* PROBLEM STATEMENT *
Every entry below must appear again, exactly as written.

(Extracted data entries)
○ ○ ○ ○ ○ ○ ○
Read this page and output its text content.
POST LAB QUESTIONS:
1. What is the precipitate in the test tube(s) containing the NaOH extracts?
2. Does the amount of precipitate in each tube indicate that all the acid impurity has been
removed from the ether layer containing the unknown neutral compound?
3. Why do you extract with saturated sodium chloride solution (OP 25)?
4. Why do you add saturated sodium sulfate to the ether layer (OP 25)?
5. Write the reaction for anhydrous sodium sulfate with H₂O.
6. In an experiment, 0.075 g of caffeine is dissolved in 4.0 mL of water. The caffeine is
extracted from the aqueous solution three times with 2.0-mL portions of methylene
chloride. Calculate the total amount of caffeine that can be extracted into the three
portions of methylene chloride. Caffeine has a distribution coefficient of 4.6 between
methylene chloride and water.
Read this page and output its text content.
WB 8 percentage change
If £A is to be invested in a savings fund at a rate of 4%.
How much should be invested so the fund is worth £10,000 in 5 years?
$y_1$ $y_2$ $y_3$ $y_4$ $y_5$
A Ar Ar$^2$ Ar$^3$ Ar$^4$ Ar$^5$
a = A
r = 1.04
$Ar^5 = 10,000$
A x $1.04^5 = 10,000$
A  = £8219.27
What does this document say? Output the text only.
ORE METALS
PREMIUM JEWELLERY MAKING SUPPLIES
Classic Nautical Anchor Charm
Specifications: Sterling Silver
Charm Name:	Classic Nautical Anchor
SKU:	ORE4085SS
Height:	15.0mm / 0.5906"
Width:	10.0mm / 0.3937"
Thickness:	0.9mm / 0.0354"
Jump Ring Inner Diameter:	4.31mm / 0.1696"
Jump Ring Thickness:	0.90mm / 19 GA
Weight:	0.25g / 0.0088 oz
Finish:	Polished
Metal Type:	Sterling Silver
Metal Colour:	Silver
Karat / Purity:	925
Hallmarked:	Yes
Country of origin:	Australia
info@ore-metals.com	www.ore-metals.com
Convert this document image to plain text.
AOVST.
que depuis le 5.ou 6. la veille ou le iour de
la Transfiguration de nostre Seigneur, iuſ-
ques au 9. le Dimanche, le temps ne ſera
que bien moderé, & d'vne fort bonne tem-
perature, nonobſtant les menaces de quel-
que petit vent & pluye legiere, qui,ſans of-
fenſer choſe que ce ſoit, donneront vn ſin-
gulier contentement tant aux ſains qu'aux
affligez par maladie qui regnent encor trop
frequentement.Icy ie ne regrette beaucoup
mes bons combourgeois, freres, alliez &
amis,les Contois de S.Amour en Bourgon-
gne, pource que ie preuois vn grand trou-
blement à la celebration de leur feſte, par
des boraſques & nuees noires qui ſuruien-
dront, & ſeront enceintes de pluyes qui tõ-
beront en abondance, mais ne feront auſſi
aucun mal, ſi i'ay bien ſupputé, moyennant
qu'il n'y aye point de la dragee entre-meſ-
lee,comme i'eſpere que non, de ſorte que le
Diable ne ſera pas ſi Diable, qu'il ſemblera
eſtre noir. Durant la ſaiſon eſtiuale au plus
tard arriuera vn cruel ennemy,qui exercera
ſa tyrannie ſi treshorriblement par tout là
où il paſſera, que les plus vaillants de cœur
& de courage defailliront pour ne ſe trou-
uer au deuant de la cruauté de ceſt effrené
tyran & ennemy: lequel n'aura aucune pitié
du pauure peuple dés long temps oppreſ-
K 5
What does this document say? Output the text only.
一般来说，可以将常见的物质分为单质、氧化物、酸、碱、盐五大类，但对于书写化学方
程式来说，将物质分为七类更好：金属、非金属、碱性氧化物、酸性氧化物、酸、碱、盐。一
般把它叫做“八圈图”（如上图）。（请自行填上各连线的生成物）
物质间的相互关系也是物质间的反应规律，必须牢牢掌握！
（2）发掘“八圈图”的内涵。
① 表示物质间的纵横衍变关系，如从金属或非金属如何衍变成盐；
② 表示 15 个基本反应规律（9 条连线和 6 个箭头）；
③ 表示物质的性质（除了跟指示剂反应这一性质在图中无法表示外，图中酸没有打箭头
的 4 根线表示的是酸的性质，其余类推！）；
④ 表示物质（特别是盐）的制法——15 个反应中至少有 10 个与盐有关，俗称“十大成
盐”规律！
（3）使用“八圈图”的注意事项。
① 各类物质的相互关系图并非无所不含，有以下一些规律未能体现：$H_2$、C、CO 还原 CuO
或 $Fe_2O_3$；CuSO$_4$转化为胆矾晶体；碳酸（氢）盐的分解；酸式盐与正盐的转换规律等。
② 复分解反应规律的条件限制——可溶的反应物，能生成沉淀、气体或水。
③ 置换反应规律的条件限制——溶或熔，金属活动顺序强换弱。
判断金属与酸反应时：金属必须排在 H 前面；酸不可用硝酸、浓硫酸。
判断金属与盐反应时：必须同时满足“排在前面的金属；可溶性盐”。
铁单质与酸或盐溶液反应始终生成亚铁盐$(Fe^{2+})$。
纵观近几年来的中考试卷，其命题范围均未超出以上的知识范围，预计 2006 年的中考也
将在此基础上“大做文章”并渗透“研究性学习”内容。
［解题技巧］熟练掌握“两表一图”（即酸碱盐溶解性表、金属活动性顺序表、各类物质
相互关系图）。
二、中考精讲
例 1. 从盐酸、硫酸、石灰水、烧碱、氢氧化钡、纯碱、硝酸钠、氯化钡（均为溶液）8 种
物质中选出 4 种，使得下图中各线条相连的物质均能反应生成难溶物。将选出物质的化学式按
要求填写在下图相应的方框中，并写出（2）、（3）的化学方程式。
○ ○ ○ ○ ○ ○ ○
* OUTPUT BELOW *
Read this page and output its text content.
POST LAB QUESTIONS:
1. What is the precipitate in the test tube(s) containing the NaOH extracts?
2. Does the amount of precipitate in each tube indicate that all the acid impurity has been
removed from the ether layer containing the unknown neutral compound?
3. Why do you extract with saturated sodium chloride solution (OP 25)?
4. Why do you add saturated sodium sulfate to the ether layer (OP 25)?
5. Write the reaction for anhydrous sodium sulfate with H₂O.
6. In an experiment, 0.075 g of caffeine is dissolved in 4.0 mL of water. The caffeine is
extracted from the aqueous solution three times with 2.0-mL portions of methylene
chloride. Calculate the total amount of caffeine that can be extracted into the three
portions of methylene chloride. Caffeine has a distribution coefficient of 4.6 between
methylene chloride and water.
Read this page and output its text content.
WB 8 percentage change
If £A is to be invested in a savings fund at a rate of 4%.
How much should be invested so the fund is worth £10,000 in 5 years?
$y_1$ $y_2$ $y_3$ $y_4$ $y_5$
A Ar Ar$^2$ Ar$^3$ Ar$^4$ Ar$^5$
a = A
r = 1.04
$Ar^5 = 10,000$
A x $1.04^5 = 10,000$
A  = £8219.27
What does this document say? Output the text only.
ORE METALS
PREMIUM JEWELLERY MAKING SUPPLIES
Classic Nautical Anchor Charm
Specifications: Sterling Silver
Charm Name:	Classic Nautical Anchor
SKU:	ORE4085SS
Height:	15.0mm / 0.5906"
Width:	10.0mm / 0.3937"
Thickness:	0.9mm / 0.0354"
Jump Ring Inner Diameter:	4.31mm / 0.1696"
Jump Ring Thickness:	0.90mm / 19 GA
Weight:	0.25g / 0.0088 oz
Finish:	Polished
Metal Type:	Sterling Silver
Metal Colour:	Silver
Karat / Purity:	925
Hallmarked:	Yes
Country of origin:	Australia
info@ore-metals.com	www.ore-metals.com
Convert this document image to plain text.
AOVST.
que depuis le 5.ou 6. la veille ou le iour de
la Transfiguration de nostre Seigneur, iuſ-
ques au 9. le Dimanche, le temps ne ſera
que bien moderé, & d'vne fort bonne tem-
perature, nonobſtant les menaces de quel-
que petit vent & pluye legiere, qui,ſans of-
fenſer choſe que ce ſoit, donneront vn ſin-
gulier contentement tant aux ſains qu'aux
affligez par maladie qui regnent encor trop
frequentement.Icy ie ne regrette beaucoup
mes bons combourgeois, freres, alliez &
amis,les Contois de S.Amour en Bourgon-
gne, pource que ie preuois vn grand trou-
blement à la celebration de leur feſte, par
des boraſques & nuees noires qui ſuruien-
dront, & ſeront enceintes de pluyes qui tõ-
beront en abondance, mais ne feront auſſi
aucun mal, ſi i'ay bien ſupputé, moyennant
qu'il n'y aye point de la dragee entre-meſ-
lee,comme i'eſpere que non, de ſorte que le
Diable ne ſera pas ſi Diable, qu'il ſemblera
eſtre noir. Durant la ſaiſon eſtiuale au plus
tard arriuera vn cruel ennemy,qui exercera
ſa tyrannie ſi treshorriblement par tout là
où il paſſera, que les plus vaillants de cœur
& de courage defailliront pour ne ſe trou-
uer au deuant de la cruauté de ceſt effrené
tyran & ennemy: lequel n'aura aucune pitié
du pauure peuple dés long temps oppreſ-
K 5
What does this document say? Output the text only.
一般来说，可以将常见的物质分为单质、氧化物、酸、碱、盐五大类，但对于书写化学方
程式来说，将物质分为七类更好：金属、非金属、碱性氧化物、酸性氧化物、酸、碱、盐。一
般把它叫做“八圈图”（如上图）。（请自行填上各连线的生成物）
物质间的相互关系也是物质间的反应规律，必须牢牢掌握！
（2）发掘“八圈图”的内涵。
① 表示物质间的纵横衍变关系，如从金属或非金属如何衍变成盐；
② 表示 15 个基本反应规律（9 条连线和 6 个箭头）；
③ 表示物质的性质（除了跟指示剂反应这一性质在图中无法表示外，图中酸没有打箭头
的 4 根线表示的是酸的性质，其余类推！）；
④ 表示物质（特别是盐）的制法——15 个反应中至少有 10 个与盐有关，俗称“十大成
盐”规律！
（3）使用“八圈图”的注意事项。
① 各类物质的相互关系图并非无所不含，有以下一些规律未能体现：$H_2$、C、CO 还原 CuO
或 $Fe_2O_3$；CuSO$_4$转化为胆矾晶体；碳酸（氢）盐的分解；酸式盐与正盐的转换规律等。
② 复分解反应规律的条件限制——可溶的反应物，能生成沉淀、气体或水。
③ 置换反应规律的条件限制——溶或熔，金属活动顺序强换弱。
判断金属与酸反应时：金属必须排在 H 前面；酸不可用硝酸、浓硫酸。
判断金属与盐反应时：必须同时满足“排在前面的金属；可溶性盐”。
铁单质与酸或盐溶液反应始终生成亚铁盐$(Fe^{2+})$。
纵观近几年来的中考试卷，其命题范围均未超出以上的知识范围，预计 2006 年的中考也
将在此基础上“大做文章”并渗透“研究性学习”内容。
［解题技巧］熟练掌握“两表一图”（即酸碱盐溶解性表、金属活动性顺序表、各类物质
相互关系图）。
二、中考精讲
例 1. 从盐酸、硫酸、石灰水、烧碱、氢氧化钡、纯碱、硝酸钠、氯化钡（均为溶液）8 种
物质中选出 4 种，使得下图中各线条相连的物质均能反应生成难溶物。将选出物质的化学式按
要求填写在下图相应的方框中，并写出（2）、（3）的化学方程式。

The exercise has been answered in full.